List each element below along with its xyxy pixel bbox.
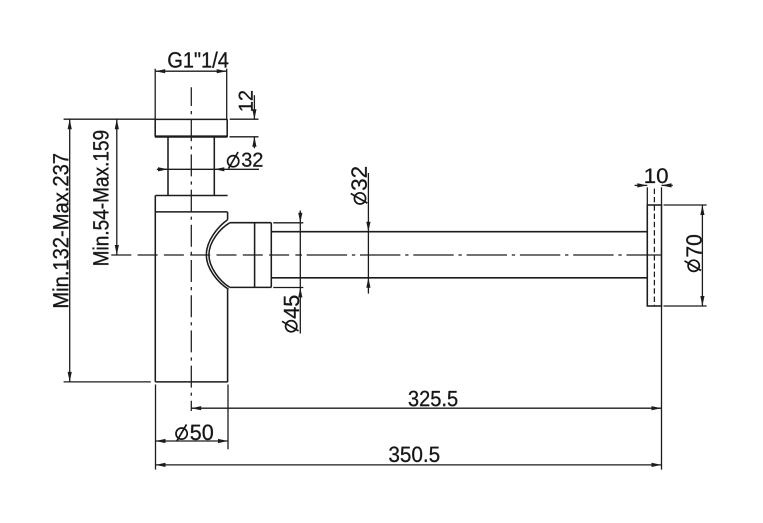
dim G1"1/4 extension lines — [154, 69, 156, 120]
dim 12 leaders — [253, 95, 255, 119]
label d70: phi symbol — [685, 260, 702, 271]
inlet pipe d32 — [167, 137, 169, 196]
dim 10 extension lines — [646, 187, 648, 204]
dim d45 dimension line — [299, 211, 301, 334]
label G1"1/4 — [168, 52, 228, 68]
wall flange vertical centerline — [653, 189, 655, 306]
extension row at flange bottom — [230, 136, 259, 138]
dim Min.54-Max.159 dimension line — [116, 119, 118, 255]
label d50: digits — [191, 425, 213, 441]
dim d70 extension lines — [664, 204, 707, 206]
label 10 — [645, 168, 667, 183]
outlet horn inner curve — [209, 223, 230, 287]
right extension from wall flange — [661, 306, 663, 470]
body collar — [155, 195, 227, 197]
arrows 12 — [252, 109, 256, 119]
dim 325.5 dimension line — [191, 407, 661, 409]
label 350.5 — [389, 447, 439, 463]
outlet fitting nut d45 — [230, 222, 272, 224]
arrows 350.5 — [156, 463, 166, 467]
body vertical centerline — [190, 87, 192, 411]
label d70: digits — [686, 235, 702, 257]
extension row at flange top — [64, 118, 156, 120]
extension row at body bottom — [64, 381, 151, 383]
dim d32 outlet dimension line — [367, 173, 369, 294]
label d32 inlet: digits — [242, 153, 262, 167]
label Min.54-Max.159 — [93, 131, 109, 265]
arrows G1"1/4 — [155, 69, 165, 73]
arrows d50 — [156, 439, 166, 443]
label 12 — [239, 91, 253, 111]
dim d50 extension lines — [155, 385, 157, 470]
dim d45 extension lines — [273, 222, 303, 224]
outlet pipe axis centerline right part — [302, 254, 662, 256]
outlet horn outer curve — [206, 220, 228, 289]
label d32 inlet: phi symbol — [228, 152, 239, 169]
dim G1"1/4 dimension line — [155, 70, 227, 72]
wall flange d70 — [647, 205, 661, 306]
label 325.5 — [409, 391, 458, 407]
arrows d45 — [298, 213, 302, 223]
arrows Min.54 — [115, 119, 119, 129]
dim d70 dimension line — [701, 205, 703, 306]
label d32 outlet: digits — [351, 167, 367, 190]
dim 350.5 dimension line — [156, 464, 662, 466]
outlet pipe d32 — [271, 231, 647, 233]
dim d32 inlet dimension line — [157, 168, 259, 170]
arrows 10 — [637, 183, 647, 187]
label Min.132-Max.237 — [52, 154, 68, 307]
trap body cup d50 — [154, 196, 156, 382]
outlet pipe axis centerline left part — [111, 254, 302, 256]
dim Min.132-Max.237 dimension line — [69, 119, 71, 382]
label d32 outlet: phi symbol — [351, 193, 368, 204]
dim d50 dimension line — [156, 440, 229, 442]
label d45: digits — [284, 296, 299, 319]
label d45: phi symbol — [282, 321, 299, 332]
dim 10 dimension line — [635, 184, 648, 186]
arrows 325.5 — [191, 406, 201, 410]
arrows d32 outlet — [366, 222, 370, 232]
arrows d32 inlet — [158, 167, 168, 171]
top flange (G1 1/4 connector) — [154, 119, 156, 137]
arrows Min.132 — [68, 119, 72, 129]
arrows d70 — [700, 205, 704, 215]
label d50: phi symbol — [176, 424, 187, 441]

◆ What is required: Copy unchanged every line of the records between the line holding "69, 156, 120]" and the line holding "dim 350.5 dimension", inclusive.

◆ Correct answer:
dim G1"1/4 extension lines — [154, 69, 156, 120]
dim 12 leaders — [253, 95, 255, 119]
label d70: phi symbol — [685, 260, 702, 271]
inlet pipe d32 — [167, 137, 169, 196]
dim 10 extension lines — [646, 187, 648, 204]
dim d45 dimension line — [299, 211, 301, 334]
label G1"1/4 — [168, 52, 228, 68]
wall flange vertical centerline — [653, 189, 655, 306]
extension row at flange bottom — [230, 136, 259, 138]
dim Min.54-Max.159 dimension line — [116, 119, 118, 255]
label d50: digits — [191, 425, 213, 441]
dim d70 extension lines — [664, 204, 707, 206]
label 10 — [645, 168, 667, 183]
outlet horn inner curve — [209, 223, 230, 287]
right extension from wall flange — [661, 306, 663, 470]
body collar — [155, 195, 227, 197]
arrows 12 — [252, 109, 256, 119]
dim 325.5 dimension line — [191, 407, 661, 409]
label 350.5 — [389, 447, 439, 463]
outlet fitting nut d45 — [230, 222, 272, 224]
arrows 350.5 — [156, 463, 166, 467]
body vertical centerline — [190, 87, 192, 411]
label d70: digits — [686, 235, 702, 257]
extension row at flange top — [64, 118, 156, 120]
extension row at body bottom — [64, 381, 151, 383]
dim d32 outlet dimension line — [367, 173, 369, 294]
label d32 inlet: digits — [242, 153, 262, 167]
label Min.54-Max.159 — [93, 131, 109, 265]
arrows G1"1/4 — [155, 69, 165, 73]
arrows d50 — [156, 439, 166, 443]
label 12 — [239, 91, 253, 111]
dim d50 extension lines — [155, 385, 157, 470]
dim d45 extension lines — [273, 222, 303, 224]
outlet pipe axis centerline right part — [302, 254, 662, 256]
outlet horn outer curve — [206, 220, 228, 289]
label d32 inlet: phi symbol — [228, 152, 239, 169]
dim G1"1/4 dimension line — [155, 70, 227, 72]
wall flange d70 — [647, 205, 661, 306]
label 325.5 — [409, 391, 458, 407]
arrows d45 — [298, 213, 302, 223]
arrows Min.54 — [115, 119, 119, 129]
dim d70 dimension line — [701, 205, 703, 306]
label d32 outlet: digits — [351, 167, 367, 190]
dim 350.5 dimension line — [156, 464, 662, 466]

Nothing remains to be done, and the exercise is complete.